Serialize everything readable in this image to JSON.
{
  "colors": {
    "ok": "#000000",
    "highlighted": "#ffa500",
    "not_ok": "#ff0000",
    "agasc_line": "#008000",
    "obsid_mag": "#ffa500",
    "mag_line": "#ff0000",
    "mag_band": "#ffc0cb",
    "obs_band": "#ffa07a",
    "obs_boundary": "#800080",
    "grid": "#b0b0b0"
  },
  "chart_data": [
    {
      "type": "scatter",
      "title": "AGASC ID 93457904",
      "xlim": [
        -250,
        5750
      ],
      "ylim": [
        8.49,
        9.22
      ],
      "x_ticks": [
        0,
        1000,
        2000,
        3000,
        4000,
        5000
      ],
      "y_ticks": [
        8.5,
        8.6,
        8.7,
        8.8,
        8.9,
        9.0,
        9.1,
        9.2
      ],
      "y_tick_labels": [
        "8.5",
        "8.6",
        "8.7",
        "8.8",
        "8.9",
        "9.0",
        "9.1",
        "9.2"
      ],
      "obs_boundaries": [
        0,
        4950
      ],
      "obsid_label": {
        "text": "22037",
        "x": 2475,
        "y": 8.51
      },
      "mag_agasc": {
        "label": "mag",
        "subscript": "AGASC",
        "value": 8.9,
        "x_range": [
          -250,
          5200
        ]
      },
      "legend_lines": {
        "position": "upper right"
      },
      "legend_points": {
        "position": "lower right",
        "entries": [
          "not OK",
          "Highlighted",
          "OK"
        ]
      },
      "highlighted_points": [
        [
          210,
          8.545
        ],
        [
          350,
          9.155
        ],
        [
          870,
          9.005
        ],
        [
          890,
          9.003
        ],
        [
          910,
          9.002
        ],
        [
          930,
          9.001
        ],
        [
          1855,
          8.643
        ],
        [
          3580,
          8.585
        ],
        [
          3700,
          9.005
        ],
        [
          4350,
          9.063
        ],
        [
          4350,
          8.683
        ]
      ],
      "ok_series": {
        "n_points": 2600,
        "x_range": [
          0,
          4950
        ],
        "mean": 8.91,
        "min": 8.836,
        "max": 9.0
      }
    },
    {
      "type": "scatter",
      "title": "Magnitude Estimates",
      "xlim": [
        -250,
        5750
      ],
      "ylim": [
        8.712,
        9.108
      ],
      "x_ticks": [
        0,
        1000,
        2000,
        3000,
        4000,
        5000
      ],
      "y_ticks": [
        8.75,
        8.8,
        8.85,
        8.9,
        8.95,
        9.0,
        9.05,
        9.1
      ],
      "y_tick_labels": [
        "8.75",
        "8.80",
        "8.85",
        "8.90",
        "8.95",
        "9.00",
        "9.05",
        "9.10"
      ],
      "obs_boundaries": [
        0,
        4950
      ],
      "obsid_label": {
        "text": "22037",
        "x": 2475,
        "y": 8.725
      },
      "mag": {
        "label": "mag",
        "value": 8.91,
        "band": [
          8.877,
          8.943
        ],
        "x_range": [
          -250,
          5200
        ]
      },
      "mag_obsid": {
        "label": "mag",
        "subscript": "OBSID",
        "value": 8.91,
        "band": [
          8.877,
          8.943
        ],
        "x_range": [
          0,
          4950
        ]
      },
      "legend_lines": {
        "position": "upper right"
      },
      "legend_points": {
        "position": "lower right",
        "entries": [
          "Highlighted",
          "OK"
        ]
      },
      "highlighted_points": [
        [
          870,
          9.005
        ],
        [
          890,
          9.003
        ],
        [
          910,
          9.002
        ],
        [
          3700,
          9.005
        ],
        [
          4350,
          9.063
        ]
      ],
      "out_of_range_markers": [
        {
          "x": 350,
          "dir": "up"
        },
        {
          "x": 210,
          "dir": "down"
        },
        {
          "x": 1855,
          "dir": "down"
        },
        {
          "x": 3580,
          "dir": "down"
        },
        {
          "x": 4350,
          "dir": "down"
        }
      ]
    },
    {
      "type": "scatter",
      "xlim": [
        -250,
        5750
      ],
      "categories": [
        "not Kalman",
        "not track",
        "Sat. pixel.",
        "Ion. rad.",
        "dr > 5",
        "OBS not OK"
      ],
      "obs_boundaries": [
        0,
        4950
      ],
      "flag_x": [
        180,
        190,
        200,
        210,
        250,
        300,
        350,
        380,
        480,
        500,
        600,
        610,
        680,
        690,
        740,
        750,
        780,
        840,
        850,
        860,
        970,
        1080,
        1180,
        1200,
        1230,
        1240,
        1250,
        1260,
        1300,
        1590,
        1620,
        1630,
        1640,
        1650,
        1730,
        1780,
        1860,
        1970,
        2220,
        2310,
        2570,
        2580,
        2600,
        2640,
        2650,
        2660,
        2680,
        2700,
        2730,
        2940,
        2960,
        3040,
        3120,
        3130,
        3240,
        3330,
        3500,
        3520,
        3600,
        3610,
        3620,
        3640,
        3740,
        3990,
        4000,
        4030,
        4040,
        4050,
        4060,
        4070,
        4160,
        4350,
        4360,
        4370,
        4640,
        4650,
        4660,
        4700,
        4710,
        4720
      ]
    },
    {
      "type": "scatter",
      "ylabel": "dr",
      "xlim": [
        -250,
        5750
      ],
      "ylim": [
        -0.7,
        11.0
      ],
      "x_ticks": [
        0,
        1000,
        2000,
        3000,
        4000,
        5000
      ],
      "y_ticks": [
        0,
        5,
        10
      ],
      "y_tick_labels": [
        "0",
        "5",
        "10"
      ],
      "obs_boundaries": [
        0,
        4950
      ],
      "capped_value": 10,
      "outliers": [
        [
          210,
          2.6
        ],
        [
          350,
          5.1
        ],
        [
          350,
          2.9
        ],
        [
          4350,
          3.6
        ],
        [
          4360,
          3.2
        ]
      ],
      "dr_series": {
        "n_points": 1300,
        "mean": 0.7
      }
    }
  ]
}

> _Description of the task_:
All of the material above needs to be retyped word for word.

> _Final answer_:
Serialize everything readable in this image to JSON.
{
  "colors": {
    "ok": "#000000",
    "highlighted": "#ffa500",
    "not_ok": "#ff0000",
    "agasc_line": "#008000",
    "obsid_mag": "#ffa500",
    "mag_line": "#ff0000",
    "mag_band": "#ffc0cb",
    "obs_band": "#ffa07a",
    "obs_boundary": "#800080",
    "grid": "#b0b0b0"
  },
  "chart_data": [
    {
      "type": "scatter",
      "title": "AGASC ID 93457904",
      "xlim": [
        -250,
        5750
      ],
      "ylim": [
        8.49,
        9.22
      ],
      "x_ticks": [
        0,
        1000,
        2000,
        3000,
        4000,
        5000
      ],
      "y_ticks": [
        8.5,
        8.6,
        8.7,
        8.8,
        8.9,
        9.0,
        9.1,
        9.2
      ],
      "y_tick_labels": [
        "8.5",
        "8.6",
        "8.7",
        "8.8",
        "8.9",
        "9.0",
        "9.1",
        "9.2"
      ],
      "obs_boundaries": [
        0,
        4950
      ],
      "obsid_label": {
        "text": "22037",
        "x": 2475,
        "y": 8.51
      },
      "mag_agasc": {
        "label": "mag",
        "subscript": "AGASC",
        "value": 8.9,
        "x_range": [
          -250,
          5200
        ]
      },
      "legend_lines": {
        "position": "upper right"
      },
      "legend_points": {
        "position": "lower right",
        "entries": [
          "not OK",
          "Highlighted",
          "OK"
        ]
      },
      "highlighted_points": [
        [
          210,
          8.545
        ],
        [
          350,
          9.155
        ],
        [
          870,
          9.005
        ],
        [
          890,
          9.003
        ],
        [
          910,
          9.002
        ],
        [
          930,
          9.001
        ],
        [
          1855,
          8.643
        ],
        [
          3580,
          8.585
        ],
        [
          3700,
          9.005
        ],
        [
          4350,
          9.063
        ],
        [
          4350,
          8.683
        ]
      ],
      "ok_series": {
        "n_points": 2600,
        "x_range": [
          0,
          4950
        ],
        "mean": 8.91,
        "min": 8.836,
        "max": 9.0
      }
    },
    {
      "type": "scatter",
      "title": "Magnitude Estimates",
      "xlim": [
        -250,
        5750
      ],
      "ylim": [
        8.712,
        9.108
      ],
      "x_ticks": [
        0,
        1000,
        2000,
        3000,
        4000,
        5000
      ],
      "y_ticks": [
        8.75,
        8.8,
        8.85,
        8.9,
        8.95,
        9.0,
        9.05,
        9.1
      ],
      "y_tick_labels": [
        "8.75",
        "8.80",
        "8.85",
        "8.90",
        "8.95",
        "9.00",
        "9.05",
        "9.10"
      ],
      "obs_boundaries": [
        0,
        4950
      ],
      "obsid_label": {
        "text": "22037",
        "x": 2475,
        "y": 8.725
      },
      "mag": {
        "label": "mag",
        "value": 8.91,
        "band": [
          8.877,
          8.943
        ],
        "x_range": [
          -250,
          5200
        ]
      },
      "mag_obsid": {
        "label": "mag",
        "subscript": "OBSID",
        "value": 8.91,
        "band": [
          8.877,
          8.943
        ],
        "x_range": [
          0,
          4950
        ]
      },
      "legend_lines": {
        "position": "upper right"
      },
      "legend_points": {
        "position": "lower right",
        "entries": [
          "Highlighted",
          "OK"
        ]
      },
      "highlighted_points": [
        [
          870,
          9.005
        ],
        [
          890,
          9.003
        ],
        [
          910,
          9.002
        ],
        [
          3700,
          9.005
        ],
        [
          4350,
          9.063
        ]
      ],
      "out_of_range_markers": [
        {
          "x": 350,
          "dir": "up"
        },
        {
          "x": 210,
          "dir": "down"
        },
        {
          "x": 1855,
          "dir": "down"
        },
        {
          "x": 3580,
          "dir": "down"
        },
        {
          "x": 4350,
          "dir": "down"
        }
      ]
    },
    {
      "type": "scatter",
      "xlim": [
        -250,
        5750
      ],
      "categories": [
        "not Kalman",
        "not track",
        "Sat. pixel.",
        "Ion. rad.",
        "dr > 5",
        "OBS not OK"
      ],
      "obs_boundaries": [
        0,
        4950
      ],
      "flag_x": [
        180,
        190,
        200,
        210,
        250,
        300,
        350,
        380,
        480,
        500,
        600,
        610,
        680,
        690,
        740,
        750,
        780,
        840,
        850,
        860,
        970,
        1080,
        1180,
        1200,
        1230,
        1240,
        1250,
        1260,
        1300,
        1590,
        1620,
        1630,
        1640,
        1650,
        1730,
        1780,
        1860,
        1970,
        2220,
        2310,
        2570,
        2580,
        2600,
        2640,
        2650,
        2660,
        2680,
        2700,
        2730,
        2940,
        2960,
        3040,
        3120,
        3130,
        3240,
        3330,
        3500,
        3520,
        3600,
        3610,
        3620,
        3640,
        3740,
        3990,
        4000,
        4030,
        4040,
        4050,
        4060,
        4070,
        4160,
        4350,
        4360,
        4370,
        4640,
        4650,
        4660,
        4700,
        4710,
        4720
      ]
    },
    {
      "type": "scatter",
      "ylabel": "dr",
      "xlim": [
        -250,
        5750
      ],
      "ylim": [
        -0.7,
        11.0
      ],
      "x_ticks": [
        0,
        1000,
        2000,
        3000,
        4000,
        5000
      ],
      "y_ticks": [
        0,
        5,
        10
      ],
      "y_tick_labels": [
        "0",
        "5",
        "10"
      ],
      "obs_boundaries": [
        0,
        4950
      ],
      "capped_value": 10,
      "outliers": [
        [
          210,
          2.6
        ],
        [
          350,
          5.1
        ],
        [
          350,
          2.9
        ],
        [
          4350,
          3.6
        ],
        [
          4360,
          3.2
        ]
      ],
      "dr_series": {
        "n_points": 1300,
        "mean": 0.7
      }
    }
  ]
}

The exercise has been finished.